### Records for this task

"""

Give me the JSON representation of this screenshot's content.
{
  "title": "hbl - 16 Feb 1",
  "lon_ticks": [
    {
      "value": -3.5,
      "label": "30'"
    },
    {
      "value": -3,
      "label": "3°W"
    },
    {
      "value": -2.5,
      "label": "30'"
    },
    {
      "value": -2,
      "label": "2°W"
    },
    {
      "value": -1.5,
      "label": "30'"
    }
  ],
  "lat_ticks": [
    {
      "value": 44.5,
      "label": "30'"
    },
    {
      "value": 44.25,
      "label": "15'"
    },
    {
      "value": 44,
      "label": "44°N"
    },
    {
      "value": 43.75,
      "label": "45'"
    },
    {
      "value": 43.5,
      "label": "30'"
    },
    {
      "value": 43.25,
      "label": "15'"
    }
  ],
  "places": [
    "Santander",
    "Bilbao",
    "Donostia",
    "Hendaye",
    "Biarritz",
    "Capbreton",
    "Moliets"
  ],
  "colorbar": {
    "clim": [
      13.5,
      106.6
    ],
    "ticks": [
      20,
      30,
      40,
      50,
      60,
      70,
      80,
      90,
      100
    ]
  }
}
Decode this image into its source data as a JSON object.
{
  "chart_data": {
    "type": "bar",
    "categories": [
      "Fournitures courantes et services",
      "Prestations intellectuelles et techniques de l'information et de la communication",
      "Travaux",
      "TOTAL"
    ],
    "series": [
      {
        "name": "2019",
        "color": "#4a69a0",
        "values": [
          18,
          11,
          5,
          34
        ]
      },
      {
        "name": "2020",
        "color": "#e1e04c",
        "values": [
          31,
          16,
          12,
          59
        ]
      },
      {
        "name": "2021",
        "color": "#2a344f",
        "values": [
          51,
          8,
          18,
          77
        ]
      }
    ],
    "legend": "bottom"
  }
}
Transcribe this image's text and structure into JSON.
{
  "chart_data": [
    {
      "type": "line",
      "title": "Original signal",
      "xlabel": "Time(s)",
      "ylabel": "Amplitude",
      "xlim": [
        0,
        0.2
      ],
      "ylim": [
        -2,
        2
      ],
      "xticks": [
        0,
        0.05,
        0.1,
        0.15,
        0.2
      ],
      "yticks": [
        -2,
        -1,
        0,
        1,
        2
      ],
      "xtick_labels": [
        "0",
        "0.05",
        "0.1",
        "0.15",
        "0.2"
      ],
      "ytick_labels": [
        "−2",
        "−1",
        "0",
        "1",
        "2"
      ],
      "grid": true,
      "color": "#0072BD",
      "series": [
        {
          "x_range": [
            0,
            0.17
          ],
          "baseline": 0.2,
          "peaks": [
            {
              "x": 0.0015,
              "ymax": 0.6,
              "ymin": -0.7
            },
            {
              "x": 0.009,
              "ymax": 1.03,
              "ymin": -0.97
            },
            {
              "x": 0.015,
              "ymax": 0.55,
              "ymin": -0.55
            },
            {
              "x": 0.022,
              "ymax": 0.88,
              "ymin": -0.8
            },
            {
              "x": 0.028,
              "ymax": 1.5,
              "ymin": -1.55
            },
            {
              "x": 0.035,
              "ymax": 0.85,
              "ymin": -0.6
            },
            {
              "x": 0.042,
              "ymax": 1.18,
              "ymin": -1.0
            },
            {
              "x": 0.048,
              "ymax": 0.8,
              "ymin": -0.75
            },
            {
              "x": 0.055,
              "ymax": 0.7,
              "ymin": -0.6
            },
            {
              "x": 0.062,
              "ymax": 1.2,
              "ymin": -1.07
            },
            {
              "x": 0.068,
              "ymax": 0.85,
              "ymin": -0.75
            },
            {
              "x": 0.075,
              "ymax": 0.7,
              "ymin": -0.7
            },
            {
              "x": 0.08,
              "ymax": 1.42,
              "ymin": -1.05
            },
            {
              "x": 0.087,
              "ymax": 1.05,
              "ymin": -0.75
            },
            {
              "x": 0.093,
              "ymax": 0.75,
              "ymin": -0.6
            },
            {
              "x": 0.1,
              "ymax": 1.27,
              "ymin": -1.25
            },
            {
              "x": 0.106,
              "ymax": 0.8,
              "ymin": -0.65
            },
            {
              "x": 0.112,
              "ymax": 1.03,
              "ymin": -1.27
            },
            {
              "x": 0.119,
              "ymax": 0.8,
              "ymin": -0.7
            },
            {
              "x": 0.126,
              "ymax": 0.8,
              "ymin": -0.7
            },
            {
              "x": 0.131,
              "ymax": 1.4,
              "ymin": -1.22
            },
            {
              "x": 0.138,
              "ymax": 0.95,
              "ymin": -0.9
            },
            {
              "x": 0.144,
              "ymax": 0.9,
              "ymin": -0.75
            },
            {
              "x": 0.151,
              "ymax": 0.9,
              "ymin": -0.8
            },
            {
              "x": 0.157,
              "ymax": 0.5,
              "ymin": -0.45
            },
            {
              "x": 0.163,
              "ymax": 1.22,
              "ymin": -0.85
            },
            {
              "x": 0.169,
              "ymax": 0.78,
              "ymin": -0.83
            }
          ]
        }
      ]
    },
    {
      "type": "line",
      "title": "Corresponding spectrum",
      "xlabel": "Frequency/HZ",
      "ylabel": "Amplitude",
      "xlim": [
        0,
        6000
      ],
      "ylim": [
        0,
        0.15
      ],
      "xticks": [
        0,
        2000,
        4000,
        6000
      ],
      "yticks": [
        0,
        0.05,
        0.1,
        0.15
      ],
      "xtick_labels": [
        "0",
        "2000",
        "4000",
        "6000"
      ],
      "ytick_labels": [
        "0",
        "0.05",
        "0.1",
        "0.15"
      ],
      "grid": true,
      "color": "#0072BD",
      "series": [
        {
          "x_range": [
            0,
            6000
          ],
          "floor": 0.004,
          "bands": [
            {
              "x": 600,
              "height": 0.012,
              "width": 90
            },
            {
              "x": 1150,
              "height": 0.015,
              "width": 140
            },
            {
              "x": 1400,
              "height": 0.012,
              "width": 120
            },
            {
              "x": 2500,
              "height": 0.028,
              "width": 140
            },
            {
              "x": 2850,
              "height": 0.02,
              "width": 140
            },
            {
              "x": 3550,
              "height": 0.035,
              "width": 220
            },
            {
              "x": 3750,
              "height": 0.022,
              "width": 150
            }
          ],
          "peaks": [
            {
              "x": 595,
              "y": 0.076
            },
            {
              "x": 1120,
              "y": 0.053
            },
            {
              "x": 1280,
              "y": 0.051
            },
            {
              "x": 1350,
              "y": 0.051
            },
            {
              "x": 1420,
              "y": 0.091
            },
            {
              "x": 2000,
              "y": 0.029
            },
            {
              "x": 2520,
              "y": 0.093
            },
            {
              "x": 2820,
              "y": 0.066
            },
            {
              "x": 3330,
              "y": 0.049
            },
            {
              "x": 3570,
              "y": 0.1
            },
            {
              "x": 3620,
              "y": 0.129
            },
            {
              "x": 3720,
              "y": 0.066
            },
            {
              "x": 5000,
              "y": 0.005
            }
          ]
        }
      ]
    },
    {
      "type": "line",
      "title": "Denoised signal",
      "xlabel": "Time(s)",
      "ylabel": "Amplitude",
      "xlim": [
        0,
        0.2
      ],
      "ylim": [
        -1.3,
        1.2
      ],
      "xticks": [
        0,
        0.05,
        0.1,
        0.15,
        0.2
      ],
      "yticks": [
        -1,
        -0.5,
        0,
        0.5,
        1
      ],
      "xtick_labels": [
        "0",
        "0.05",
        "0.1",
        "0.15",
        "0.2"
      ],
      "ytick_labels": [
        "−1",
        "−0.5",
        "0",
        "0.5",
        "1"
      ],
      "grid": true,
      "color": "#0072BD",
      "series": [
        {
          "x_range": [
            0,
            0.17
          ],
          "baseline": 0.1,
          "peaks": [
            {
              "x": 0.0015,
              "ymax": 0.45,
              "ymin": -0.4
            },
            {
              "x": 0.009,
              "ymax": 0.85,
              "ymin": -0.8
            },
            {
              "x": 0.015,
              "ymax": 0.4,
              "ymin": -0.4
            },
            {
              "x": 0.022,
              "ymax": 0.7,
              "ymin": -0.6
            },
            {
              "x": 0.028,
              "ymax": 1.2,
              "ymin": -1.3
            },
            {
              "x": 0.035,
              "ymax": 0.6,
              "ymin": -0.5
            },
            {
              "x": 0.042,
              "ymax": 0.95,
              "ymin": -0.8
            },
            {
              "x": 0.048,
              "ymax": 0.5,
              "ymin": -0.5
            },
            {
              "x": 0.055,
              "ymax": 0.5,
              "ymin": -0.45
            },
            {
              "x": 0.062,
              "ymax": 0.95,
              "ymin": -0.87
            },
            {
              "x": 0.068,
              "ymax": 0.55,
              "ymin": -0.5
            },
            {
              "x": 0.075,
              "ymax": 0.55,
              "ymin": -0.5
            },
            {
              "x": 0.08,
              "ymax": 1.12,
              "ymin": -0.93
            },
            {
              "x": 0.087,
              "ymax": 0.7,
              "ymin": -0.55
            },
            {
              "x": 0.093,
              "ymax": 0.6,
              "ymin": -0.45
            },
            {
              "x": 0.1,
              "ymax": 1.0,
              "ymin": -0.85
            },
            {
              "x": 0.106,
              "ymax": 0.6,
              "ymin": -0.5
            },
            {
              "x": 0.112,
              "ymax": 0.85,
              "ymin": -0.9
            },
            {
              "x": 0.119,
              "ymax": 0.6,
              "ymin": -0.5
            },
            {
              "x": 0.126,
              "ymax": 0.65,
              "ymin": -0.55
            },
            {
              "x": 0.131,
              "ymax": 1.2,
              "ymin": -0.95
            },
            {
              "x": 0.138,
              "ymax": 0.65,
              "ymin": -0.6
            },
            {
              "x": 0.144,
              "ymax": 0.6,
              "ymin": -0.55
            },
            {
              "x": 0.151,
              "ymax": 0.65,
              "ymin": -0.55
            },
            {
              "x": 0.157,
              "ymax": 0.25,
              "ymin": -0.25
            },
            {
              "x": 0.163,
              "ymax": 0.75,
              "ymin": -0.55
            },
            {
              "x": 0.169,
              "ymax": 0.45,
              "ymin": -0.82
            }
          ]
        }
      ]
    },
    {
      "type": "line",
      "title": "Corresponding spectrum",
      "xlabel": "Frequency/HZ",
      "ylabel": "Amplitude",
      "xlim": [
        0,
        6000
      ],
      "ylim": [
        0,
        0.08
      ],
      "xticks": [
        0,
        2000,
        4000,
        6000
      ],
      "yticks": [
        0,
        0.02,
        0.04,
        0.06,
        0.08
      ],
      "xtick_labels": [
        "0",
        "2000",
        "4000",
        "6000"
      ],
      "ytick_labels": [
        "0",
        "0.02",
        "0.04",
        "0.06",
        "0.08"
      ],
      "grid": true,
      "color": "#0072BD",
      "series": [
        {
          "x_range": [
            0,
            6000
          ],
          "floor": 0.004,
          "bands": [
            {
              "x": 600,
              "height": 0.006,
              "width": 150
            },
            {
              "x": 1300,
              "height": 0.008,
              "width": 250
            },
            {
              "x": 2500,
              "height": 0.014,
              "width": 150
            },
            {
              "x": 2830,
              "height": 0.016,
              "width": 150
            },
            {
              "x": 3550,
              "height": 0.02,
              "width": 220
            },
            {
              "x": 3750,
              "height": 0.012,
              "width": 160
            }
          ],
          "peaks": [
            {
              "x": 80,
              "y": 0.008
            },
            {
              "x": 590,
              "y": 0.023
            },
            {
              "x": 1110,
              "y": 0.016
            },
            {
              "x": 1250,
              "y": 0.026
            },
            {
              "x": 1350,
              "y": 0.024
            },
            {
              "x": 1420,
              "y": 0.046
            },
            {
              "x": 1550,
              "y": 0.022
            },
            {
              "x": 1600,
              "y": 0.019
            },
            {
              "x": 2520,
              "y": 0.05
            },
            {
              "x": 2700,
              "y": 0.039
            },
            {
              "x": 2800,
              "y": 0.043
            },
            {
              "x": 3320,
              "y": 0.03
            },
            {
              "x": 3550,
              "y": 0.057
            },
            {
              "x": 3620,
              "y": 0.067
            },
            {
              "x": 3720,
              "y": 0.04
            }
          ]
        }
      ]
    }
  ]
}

"""

### To do
Look through the material above. Copy each line where the word "title" appears.

### Result of this exercise
  "title": "hbl - 16 Feb 1",
      "title": "Original signal",
      "title": "Corresponding spectrum",
      "title": "Denoised signal",
      "title": "Corresponding spectrum",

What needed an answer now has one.